● MATERIAL FOR THE TASK:
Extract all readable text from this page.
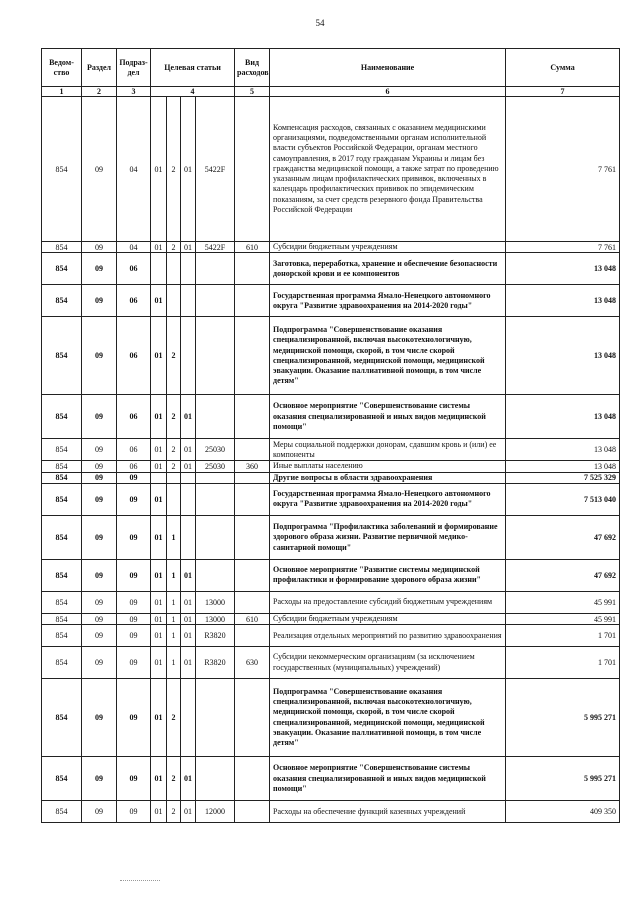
54
Ведом-ство	Раздел	Подраз-дел	Целевая статьи				Вид расходов	Наименование	Сумма
1	2	3	4				5	6	7
854	09	04	01	2	01	5422F		Компенсация расходов, связанных с оказанием медицинскими организациями, подведомственными органам исполнительной власти субъектов Российской Федерации, органам местного самоуправления, в 2017 году гражданам Украины и лицам без гражданства медицинской помощи, а также затрат по проведению указанным лицам профилактических прививок, включенных в календарь профилактических прививок по эпидемическим показаниям, за счет средств резервного фонда Правительства Российской Федерации	7 761
854	09	04	01	2	01	5422F	610	Субсидии бюджетным учреждениям	7 761
854	09	06						Заготовка, переработка, хранение и обеспечение безопасности донорской крови и ее компонентов	13 048
854	09	06	01					Государственная программа Ямало-Ненецкого автономного округа "Развитие здравоохранения на 2014-2020 годы"	13 048
854	09	06	01	2				Подпрограмма "Совершенствование оказания специализированной, включая высокотехнологичную, медицинской помощи, скорой, в том числе скорой специализированной, медицинской помощи, медицинской эвакуации. Оказание паллиативной помощи, в том числе детям"	13 048
854	09	06	01	2	01			Основное мероприятие "Совершенствование системы оказания специализированной и иных видов медицинской помощи"	13 048
854	09	06	01	2	01	25030		Меры социальной поддержки донорам, сдавшим кровь и (или) ее компоненты	13 048
854	09	06	01	2	01	25030	360	Иные выплаты населению	13 048
854	09	09						Другие вопросы в области здравоохранения	7 525 329
854	09	09	01					Государственная программа Ямало-Ненецкого автономного округа "Развитие здравоохранения на 2014-2020 годы"	7 513 040
854	09	09	01	1				Подпрограмма "Профилактика заболеваний и формирование здорового образа жизни. Развитие первичной медико-санитарной помощи"	47 692
854	09	09	01	1	01			Основное мероприятие "Развитие системы медицинской профилактики и формирование здорового образа жизни"	47 692
854	09	09	01	1	01	13000		Расходы на предоставление субсидий бюджетным учреждениям	45 991
854	09	09	01	1	01	13000	610	Субсидии бюджетным учреждениям	45 991
854	09	09	01	1	01	R3820		Реализация отдельных мероприятий по развитию здравоохранения	1 701
854	09	09	01	1	01	R3820	630	Субсидии некоммерческим организациям (за исключением государственных (муниципальных) учреждений)	1 701
854	09	09	01	2				Подпрограмма "Совершенствование оказания специализированной, включая высокотехнологичную, медицинской помощи, скорой, в том числе скорой специализированной, медицинской помощи, медицинской эвакуации. Оказание паллиативной помощи, в том числе детям"	5 995 271
854	09	09	01	2	01			Основное мероприятие "Совершенствование системы оказания специализированной и иных видов медицинской помощи"	5 995 271
854	09	09	01	2	01	12000		Расходы на обеспечение функций казенных учреждений	409 350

● INSTRUCTIONS TO FOLLOW: Without including any picture, repeat the data exactly.

● COMPLETE RESPONSE:
Extract all readable text from this page.
54
Ведом-ство	Раздел	Подраз-дел	Целевая статьи				Вид расходов	Наименование	Сумма
1	2	3	4				5	6	7
854	09	04	01	2	01	5422F		Компенсация расходов, связанных с оказанием медицинскими организациями, подведомственными органам исполнительной власти субъектов Российской Федерации, органам местного самоуправления, в 2017 году гражданам Украины и лицам без гражданства медицинской помощи, а также затрат по проведению указанным лицам профилактических прививок, включенных в календарь профилактических прививок по эпидемическим показаниям, за счет средств резервного фонда Правительства Российской Федерации	7 761
854	09	04	01	2	01	5422F	610	Субсидии бюджетным учреждениям	7 761
854	09	06						Заготовка, переработка, хранение и обеспечение безопасности донорской крови и ее компонентов	13 048
854	09	06	01					Государственная программа Ямало-Ненецкого автономного округа "Развитие здравоохранения на 2014-2020 годы"	13 048
854	09	06	01	2				Подпрограмма "Совершенствование оказания специализированной, включая высокотехнологичную, медицинской помощи, скорой, в том числе скорой специализированной, медицинской помощи, медицинской эвакуации. Оказание паллиативной помощи, в том числе детям"	13 048
854	09	06	01	2	01			Основное мероприятие "Совершенствование системы оказания специализированной и иных видов медицинской помощи"	13 048
854	09	06	01	2	01	25030		Меры социальной поддержки донорам, сдавшим кровь и (или) ее компоненты	13 048
854	09	06	01	2	01	25030	360	Иные выплаты населению	13 048
854	09	09						Другие вопросы в области здравоохранения	7 525 329
854	09	09	01					Государственная программа Ямало-Ненецкого автономного округа "Развитие здравоохранения на 2014-2020 годы"	7 513 040
854	09	09	01	1				Подпрограмма "Профилактика заболеваний и формирование здорового образа жизни. Развитие первичной медико-санитарной помощи"	47 692
854	09	09	01	1	01			Основное мероприятие "Развитие системы медицинской профилактики и формирование здорового образа жизни"	47 692
854	09	09	01	1	01	13000		Расходы на предоставление субсидий бюджетным учреждениям	45 991
854	09	09	01	1	01	13000	610	Субсидии бюджетным учреждениям	45 991
854	09	09	01	1	01	R3820		Реализация отдельных мероприятий по развитию здравоохранения	1 701
854	09	09	01	1	01	R3820	630	Субсидии некоммерческим организациям (за исключением государственных (муниципальных) учреждений)	1 701
854	09	09	01	2				Подпрограмма "Совершенствование оказания специализированной, включая высокотехнологичную, медицинской помощи, скорой, в том числе скорой специализированной, медицинской помощи, медицинской эвакуации. Оказание паллиативной помощи, в том числе детям"	5 995 271
854	09	09	01	2	01			Основное мероприятие "Совершенствование системы оказания специализированной и иных видов медицинской помощи"	5 995 271
854	09	09	01	2	01	12000		Расходы на обеспечение функций казенных учреждений	409 350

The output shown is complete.